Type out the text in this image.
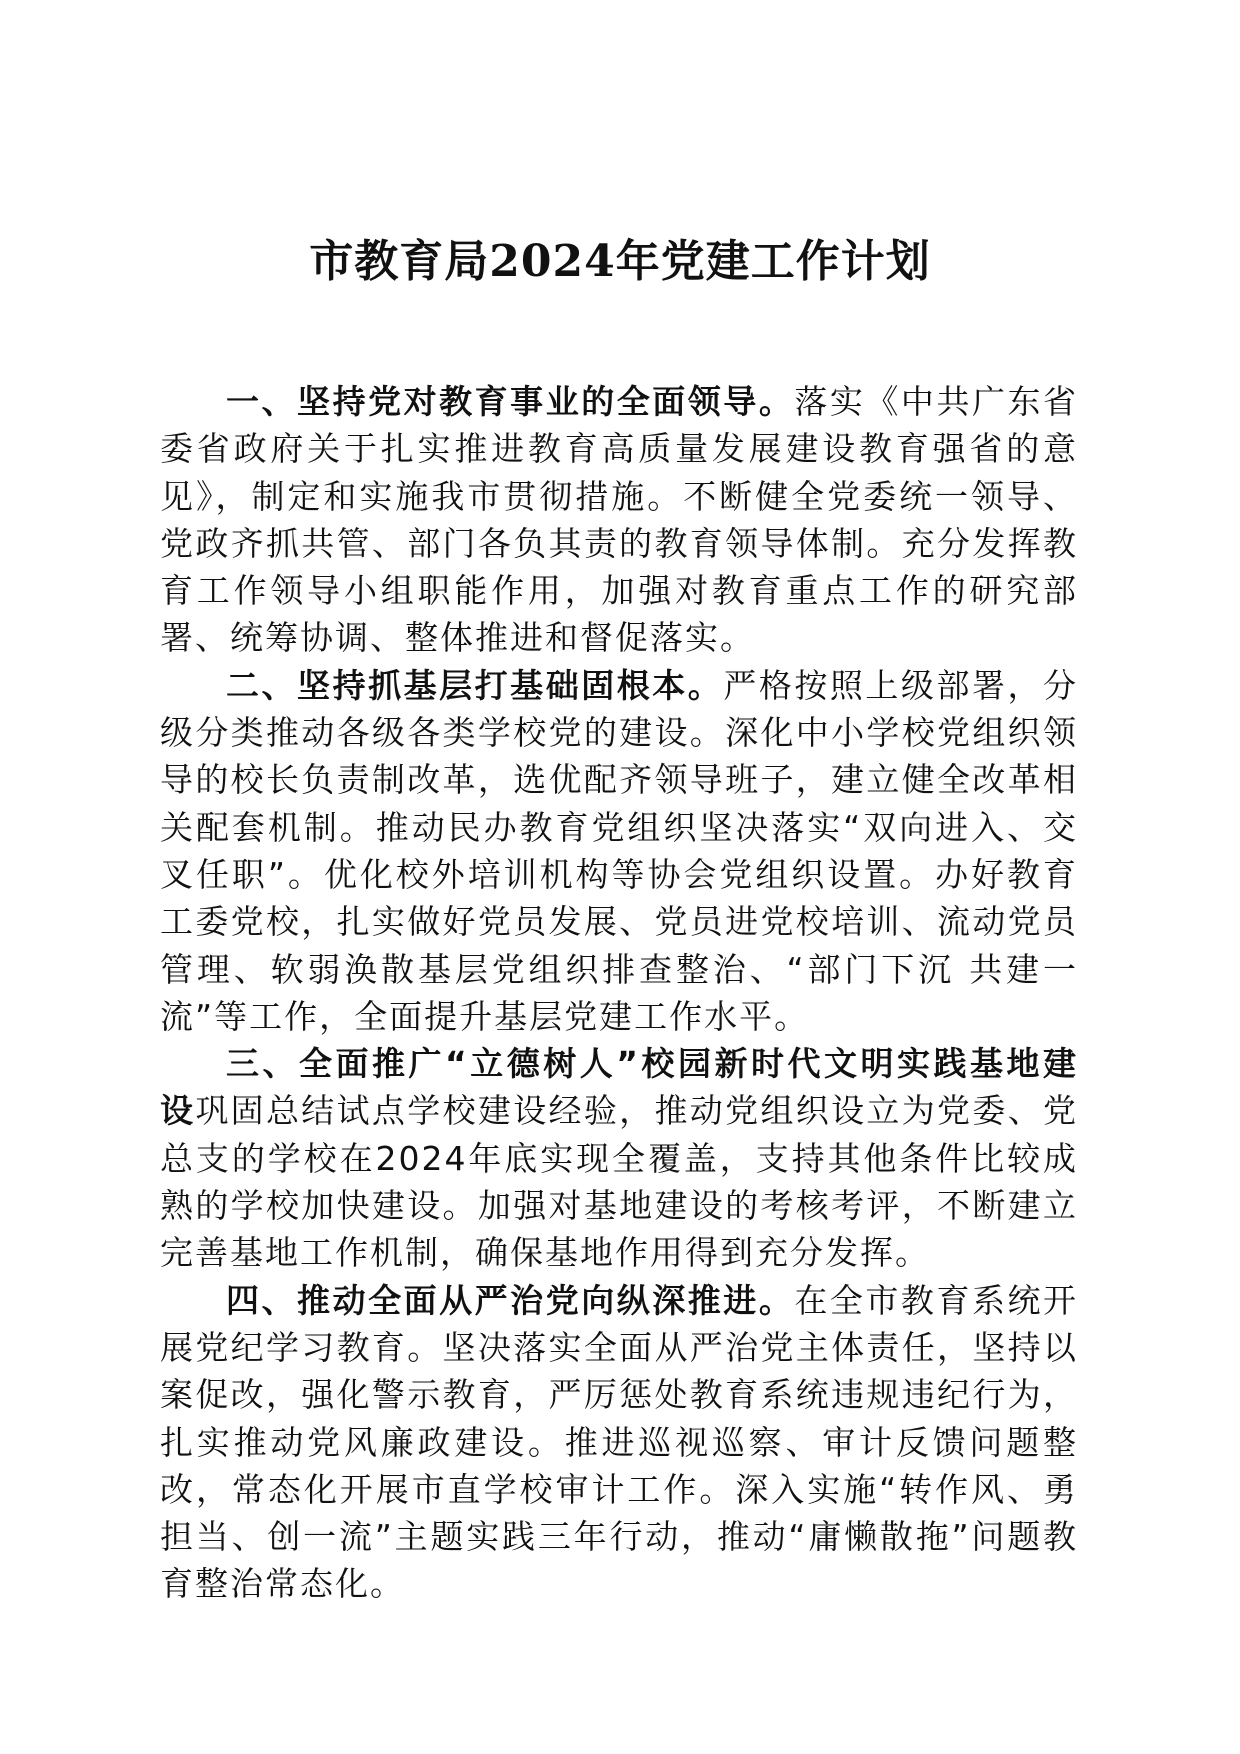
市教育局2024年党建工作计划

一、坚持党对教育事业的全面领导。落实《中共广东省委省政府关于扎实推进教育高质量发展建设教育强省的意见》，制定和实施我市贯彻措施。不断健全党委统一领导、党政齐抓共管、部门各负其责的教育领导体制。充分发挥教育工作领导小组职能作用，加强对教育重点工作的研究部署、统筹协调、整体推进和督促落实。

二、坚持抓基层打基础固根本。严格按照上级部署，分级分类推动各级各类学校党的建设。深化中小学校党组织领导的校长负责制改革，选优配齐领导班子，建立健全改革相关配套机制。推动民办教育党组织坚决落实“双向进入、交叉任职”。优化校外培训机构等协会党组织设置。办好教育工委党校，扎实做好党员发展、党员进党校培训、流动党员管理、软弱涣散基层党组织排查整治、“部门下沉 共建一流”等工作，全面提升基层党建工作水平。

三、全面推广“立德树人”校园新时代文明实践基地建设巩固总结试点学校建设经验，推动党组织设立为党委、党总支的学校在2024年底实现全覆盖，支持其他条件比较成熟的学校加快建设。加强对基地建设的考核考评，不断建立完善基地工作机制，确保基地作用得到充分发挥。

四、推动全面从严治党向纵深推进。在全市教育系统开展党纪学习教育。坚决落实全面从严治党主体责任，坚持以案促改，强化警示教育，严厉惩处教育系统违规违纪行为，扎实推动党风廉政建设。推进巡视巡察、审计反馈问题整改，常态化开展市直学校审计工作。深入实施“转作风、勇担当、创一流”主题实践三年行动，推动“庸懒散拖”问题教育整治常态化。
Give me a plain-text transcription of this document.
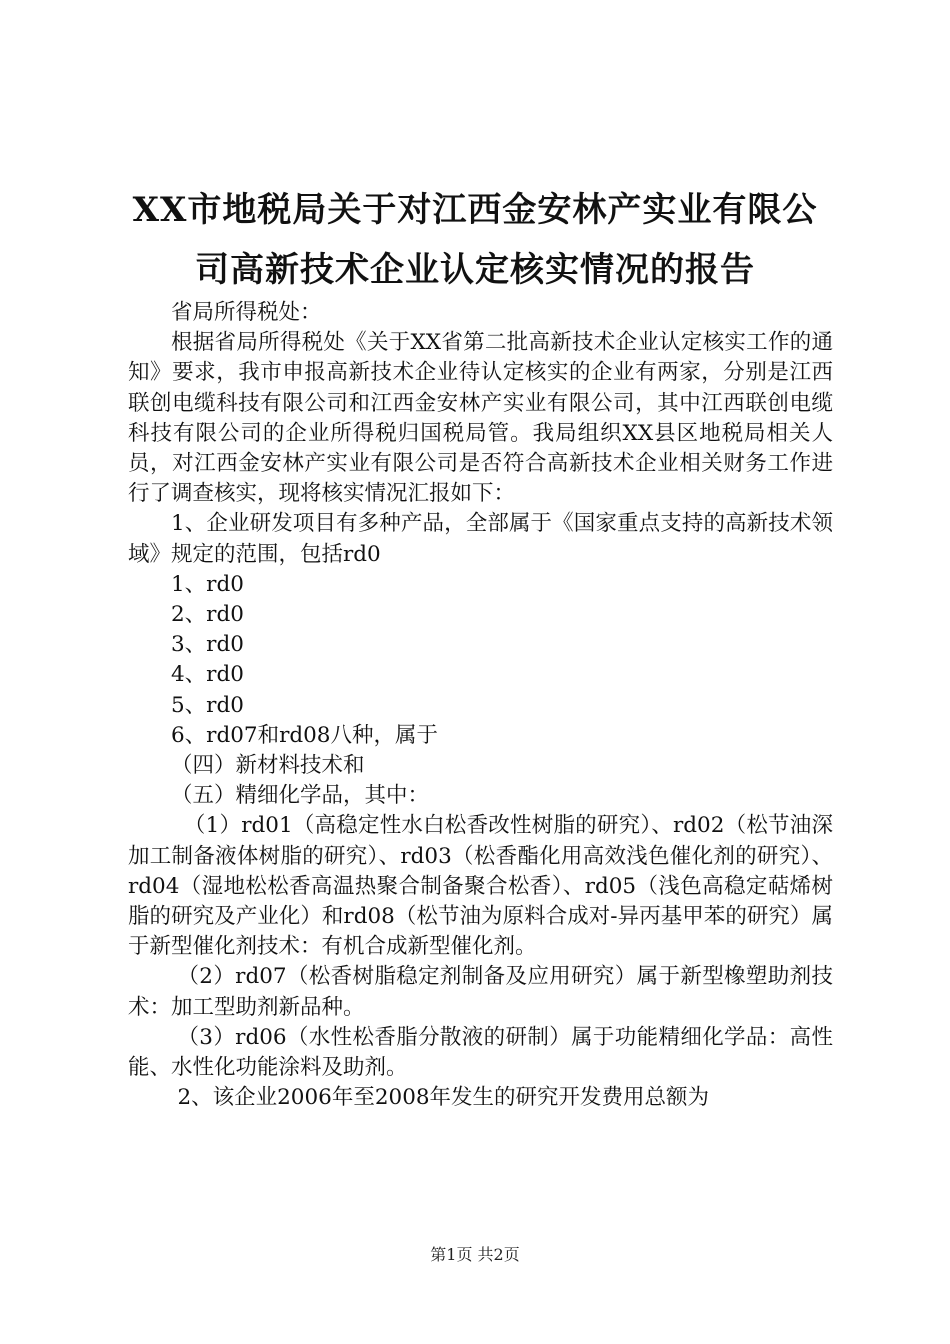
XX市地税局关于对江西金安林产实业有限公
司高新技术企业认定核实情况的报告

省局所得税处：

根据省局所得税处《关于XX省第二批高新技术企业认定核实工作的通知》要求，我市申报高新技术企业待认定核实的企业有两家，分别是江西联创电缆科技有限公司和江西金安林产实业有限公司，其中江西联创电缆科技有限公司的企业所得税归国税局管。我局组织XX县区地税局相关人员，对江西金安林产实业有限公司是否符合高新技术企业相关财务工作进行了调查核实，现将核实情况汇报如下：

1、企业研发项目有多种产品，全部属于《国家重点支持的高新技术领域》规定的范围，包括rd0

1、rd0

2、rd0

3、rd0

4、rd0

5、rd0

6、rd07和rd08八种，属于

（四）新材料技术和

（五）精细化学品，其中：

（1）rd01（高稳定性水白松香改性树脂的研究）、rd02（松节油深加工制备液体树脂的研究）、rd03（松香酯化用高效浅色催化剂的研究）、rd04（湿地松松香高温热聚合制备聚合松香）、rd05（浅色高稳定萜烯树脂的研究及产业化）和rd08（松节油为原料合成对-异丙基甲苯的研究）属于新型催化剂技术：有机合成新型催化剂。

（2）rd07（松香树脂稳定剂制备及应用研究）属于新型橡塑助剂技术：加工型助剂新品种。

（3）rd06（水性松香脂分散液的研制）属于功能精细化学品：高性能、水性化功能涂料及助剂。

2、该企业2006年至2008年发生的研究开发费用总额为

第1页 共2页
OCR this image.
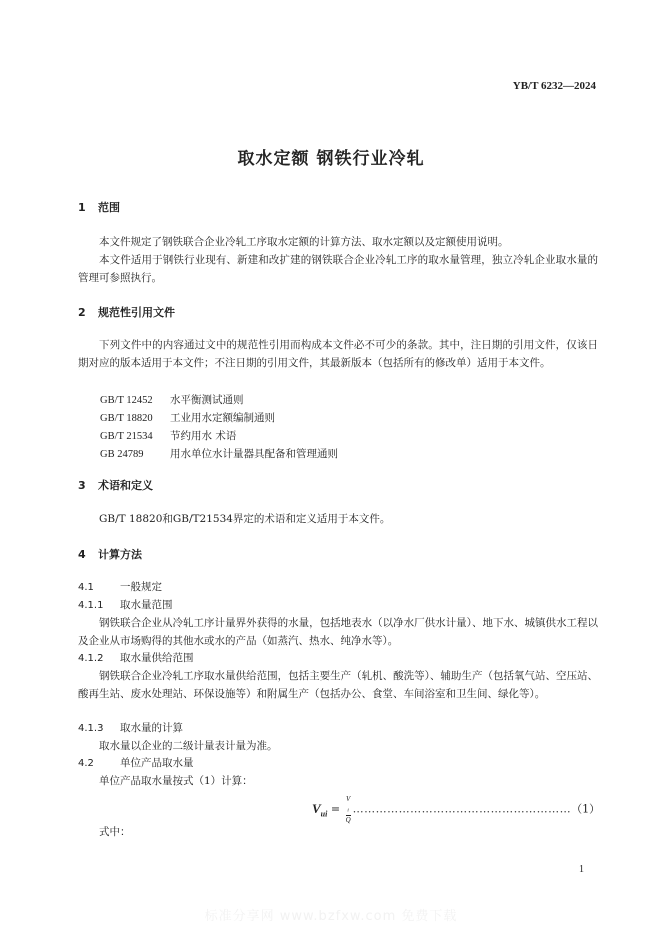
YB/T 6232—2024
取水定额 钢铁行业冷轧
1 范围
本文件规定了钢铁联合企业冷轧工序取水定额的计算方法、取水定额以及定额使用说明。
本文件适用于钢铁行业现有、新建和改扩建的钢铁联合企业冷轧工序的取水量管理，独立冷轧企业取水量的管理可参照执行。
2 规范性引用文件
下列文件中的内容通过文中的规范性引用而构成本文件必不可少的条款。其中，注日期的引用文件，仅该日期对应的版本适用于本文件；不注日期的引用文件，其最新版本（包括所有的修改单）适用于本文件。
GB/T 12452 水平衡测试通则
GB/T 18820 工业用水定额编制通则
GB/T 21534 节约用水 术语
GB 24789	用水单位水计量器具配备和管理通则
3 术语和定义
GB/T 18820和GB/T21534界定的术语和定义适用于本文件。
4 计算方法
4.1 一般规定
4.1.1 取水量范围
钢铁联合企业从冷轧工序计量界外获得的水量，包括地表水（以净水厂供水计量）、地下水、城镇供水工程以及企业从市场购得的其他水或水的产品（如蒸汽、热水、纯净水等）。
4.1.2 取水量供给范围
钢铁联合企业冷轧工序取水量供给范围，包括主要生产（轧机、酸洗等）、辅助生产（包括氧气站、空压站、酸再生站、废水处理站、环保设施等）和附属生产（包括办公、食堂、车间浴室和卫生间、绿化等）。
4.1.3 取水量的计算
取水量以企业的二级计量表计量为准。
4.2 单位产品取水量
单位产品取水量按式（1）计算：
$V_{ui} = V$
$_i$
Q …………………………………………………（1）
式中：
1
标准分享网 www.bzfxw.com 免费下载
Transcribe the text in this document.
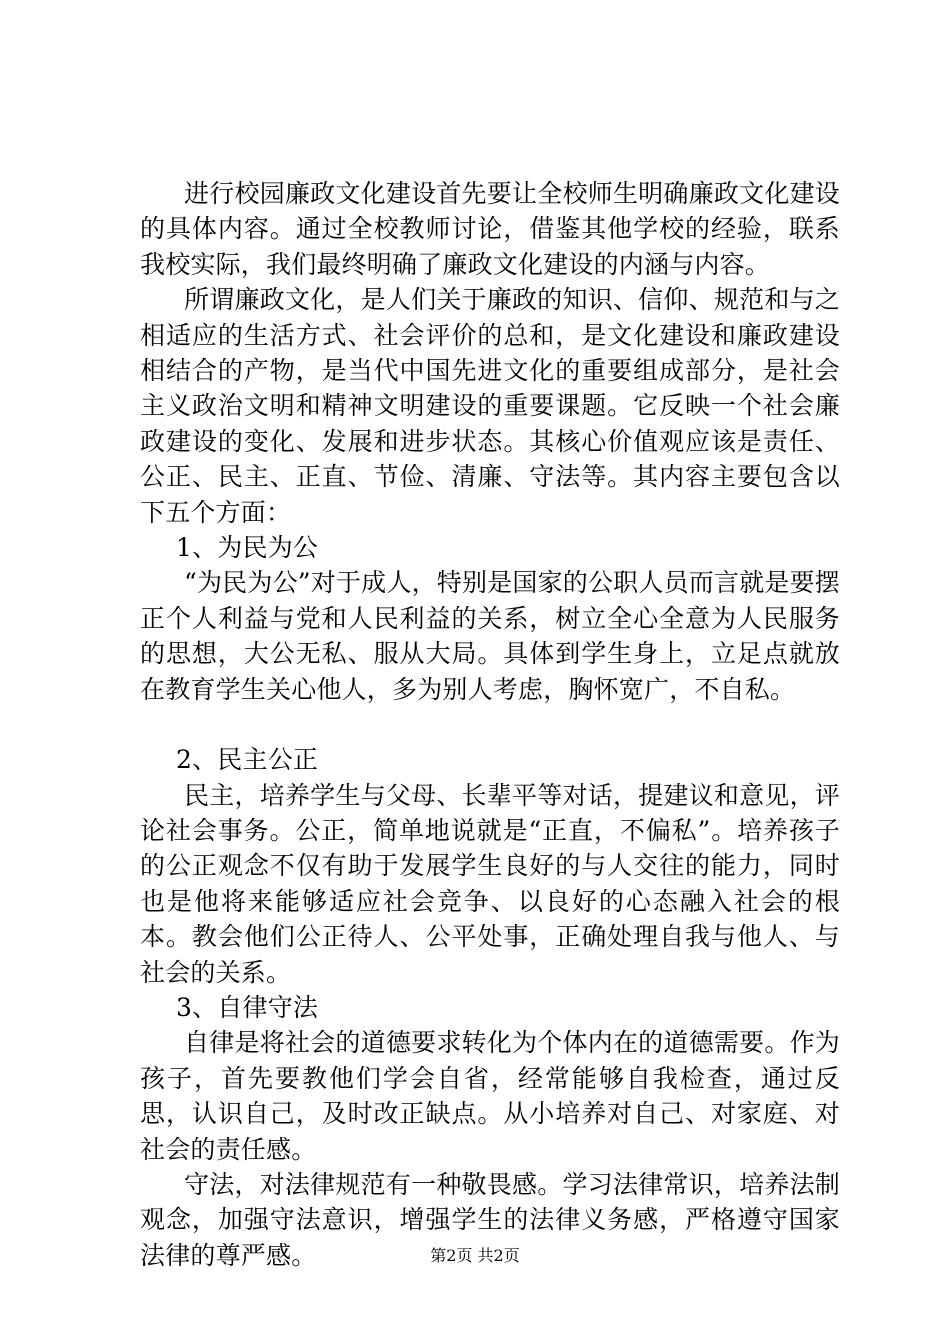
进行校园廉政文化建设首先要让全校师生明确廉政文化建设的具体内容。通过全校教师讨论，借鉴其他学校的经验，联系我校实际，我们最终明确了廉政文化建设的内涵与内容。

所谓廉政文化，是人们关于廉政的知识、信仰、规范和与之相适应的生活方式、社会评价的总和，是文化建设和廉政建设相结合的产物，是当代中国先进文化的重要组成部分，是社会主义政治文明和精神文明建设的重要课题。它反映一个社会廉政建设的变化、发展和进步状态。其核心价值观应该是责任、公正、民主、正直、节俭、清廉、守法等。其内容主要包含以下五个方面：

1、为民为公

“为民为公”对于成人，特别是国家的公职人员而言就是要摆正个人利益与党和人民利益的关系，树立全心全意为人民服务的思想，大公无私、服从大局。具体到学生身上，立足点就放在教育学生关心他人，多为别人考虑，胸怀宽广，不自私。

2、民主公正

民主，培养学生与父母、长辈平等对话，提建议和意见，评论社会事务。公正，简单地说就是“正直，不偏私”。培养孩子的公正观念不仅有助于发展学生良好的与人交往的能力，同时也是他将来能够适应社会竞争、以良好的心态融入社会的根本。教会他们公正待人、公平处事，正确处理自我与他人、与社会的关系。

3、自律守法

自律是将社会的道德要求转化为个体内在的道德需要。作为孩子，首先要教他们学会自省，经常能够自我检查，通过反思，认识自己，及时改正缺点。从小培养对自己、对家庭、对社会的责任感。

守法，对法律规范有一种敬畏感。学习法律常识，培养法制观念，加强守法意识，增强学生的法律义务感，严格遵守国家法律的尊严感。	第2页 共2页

....

Retype the listing exactly. Pictures do not belong in the copy.

Type out the text in this image.
市教育局2024年党建工作计划

一、坚持党对教育事业的全面领导。落实《中共广东省委省政府关于扎实推进教育高质量发展建设教育强省的意见》，制定和实施我市贯彻措施。不断健全党委统一领导、党政齐抓共管、部门各负其责的教育领导体制。充分发挥教育工作领导小组职能作用，加强对教育重点工作的研究部署、统筹协调、整体推进和督促落实。

二、坚持抓基层打基础固根本。严格按照上级部署，分级分类推动各级各类学校党的建设。深化中小学校党组织领导的校长负责制改革，选优配齐领导班子，建立健全改革相关配套机制。推动民办教育党组织坚决落实“双向进入、交叉任职”。优化校外培训机构等协会党组织设置。办好教育工委党校，扎实做好党员发展、党员进党校培训、流动党员管理、软弱涣散基层党组织排查整治、“部门下沉 共建一流”等工作，全面提升基层党建工作水平。

三、全面推广“立德树人”校园新时代文明实践基地建设巩固总结试点学校建设经验，推动党组织设立为党委、党总支的学校在2024年底实现全覆盖，支持其他条件比较成熟的学校加快建设。加强对基地建设的考核考评，不断建立完善基地工作机制，确保基地作用得到充分发挥。

四、推动全面从严治党向纵深推进。在全市教育系统开展党纪学习教育。坚决落实全面从严治党主体责任，坚持以案促改，强化警示教育，严厉惩处教育系统违规违纪行为，扎实推动党风廉政建设。推进巡视巡察、审计反馈问题整改，常态化开展市直学校审计工作。深入实施“转作风、勇担当、创一流”主题实践三年行动，推动“庸懒散拖”问题教育整治常态化。
Give me a plain-text transcription of this document.
XX市地税局关于对江西金安林产实业有限公
司高新技术企业认定核实情况的报告

省局所得税处：

根据省局所得税处《关于XX省第二批高新技术企业认定核实工作的通知》要求，我市申报高新技术企业待认定核实的企业有两家，分别是江西联创电缆科技有限公司和江西金安林产实业有限公司，其中江西联创电缆科技有限公司的企业所得税归国税局管。我局组织XX县区地税局相关人员，对江西金安林产实业有限公司是否符合高新技术企业相关财务工作进行了调查核实，现将核实情况汇报如下：

1、企业研发项目有多种产品，全部属于《国家重点支持的高新技术领域》规定的范围，包括rd0

1、rd0

2、rd0

3、rd0

4、rd0

5、rd0

6、rd07和rd08八种，属于

（四）新材料技术和

（五）精细化学品，其中：

（1）rd01（高稳定性水白松香改性树脂的研究）、rd02（松节油深加工制备液体树脂的研究）、rd03（松香酯化用高效浅色催化剂的研究）、rd04（湿地松松香高温热聚合制备聚合松香）、rd05（浅色高稳定萜烯树脂的研究及产业化）和rd08（松节油为原料合成对-异丙基甲苯的研究）属于新型催化剂技术：有机合成新型催化剂。

（2）rd07（松香树脂稳定剂制备及应用研究）属于新型橡塑助剂技术：加工型助剂新品种。

（3）rd06（水性松香脂分散液的研制）属于功能精细化学品：高性能、水性化功能涂料及助剂。

2、该企业2006年至2008年发生的研究开发费用总额为

第1页 共2页
OCR this image.
YB/T 6232—2024
取水定额 钢铁行业冷轧
1 范围
本文件规定了钢铁联合企业冷轧工序取水定额的计算方法、取水定额以及定额使用说明。
本文件适用于钢铁行业现有、新建和改扩建的钢铁联合企业冷轧工序的取水量管理，独立冷轧企业取水量的管理可参照执行。
2 规范性引用文件
下列文件中的内容通过文中的规范性引用而构成本文件必不可少的条款。其中，注日期的引用文件，仅该日期对应的版本适用于本文件；不注日期的引用文件，其最新版本（包括所有的修改单）适用于本文件。
GB/T 12452 水平衡测试通则
GB/T 18820 工业用水定额编制通则
GB/T 21534 节约用水 术语
GB 24789	用水单位水计量器具配备和管理通则
3 术语和定义
GB/T 18820和GB/T21534界定的术语和定义适用于本文件。
4 计算方法
4.1 一般规定
4.1.1 取水量范围
钢铁联合企业从冷轧工序计量界外获得的水量，包括地表水（以净水厂供水计量）、地下水、城镇供水工程以及企业从市场购得的其他水或水的产品（如蒸汽、热水、纯净水等）。
4.1.2 取水量供给范围
钢铁联合企业冷轧工序取水量供给范围，包括主要生产（轧机、酸洗等）、辅助生产（包括氧气站、空压站、酸再生站、废水处理站、环保设施等）和附属生产（包括办公、食堂、车间浴室和卫生间、绿化等）。
4.1.3 取水量的计算
取水量以企业的二级计量表计量为准。
4.2 单位产品取水量
单位产品取水量按式（1）计算：
$V_{ui} = V$
$_i$
Q …………………………………………………（1）
式中：
1
标准分享网 www.bzfxw.com 免费下载
Transcribe the text in this document.
进行校园廉政文化建设首先要让全校师生明确廉政文化建设的具体内容。通过全校教师讨论，借鉴其他学校的经验，联系我校实际，我们最终明确了廉政文化建设的内涵与内容。

所谓廉政文化，是人们关于廉政的知识、信仰、规范和与之相适应的生活方式、社会评价的总和，是文化建设和廉政建设相结合的产物，是当代中国先进文化的重要组成部分，是社会主义政治文明和精神文明建设的重要课题。它反映一个社会廉政建设的变化、发展和进步状态。其核心价值观应该是责任、公正、民主、正直、节俭、清廉、守法等。其内容主要包含以下五个方面：

1、为民为公

“为民为公”对于成人，特别是国家的公职人员而言就是要摆正个人利益与党和人民利益的关系，树立全心全意为人民服务的思想，大公无私、服从大局。具体到学生身上，立足点就放在教育学生关心他人，多为别人考虑，胸怀宽广，不自私。

2、民主公正

民主，培养学生与父母、长辈平等对话，提建议和意见，评论社会事务。公正，简单地说就是“正直，不偏私”。培养孩子的公正观念不仅有助于发展学生良好的与人交往的能力，同时也是他将来能够适应社会竞争、以良好的心态融入社会的根本。教会他们公正待人、公平处事，正确处理自我与他人、与社会的关系。

3、自律守法

自律是将社会的道德要求转化为个体内在的道德需要。作为孩子，首先要教他们学会自省，经常能够自我检查，通过反思，认识自己，及时改正缺点。从小培养对自己、对家庭、对社会的责任感。

守法，对法律规范有一种敬畏感。学习法律常识，培养法制观念，加强守法意识，增强学生的法律义务感，严格遵守国家法律的尊严感。	第2页 共2页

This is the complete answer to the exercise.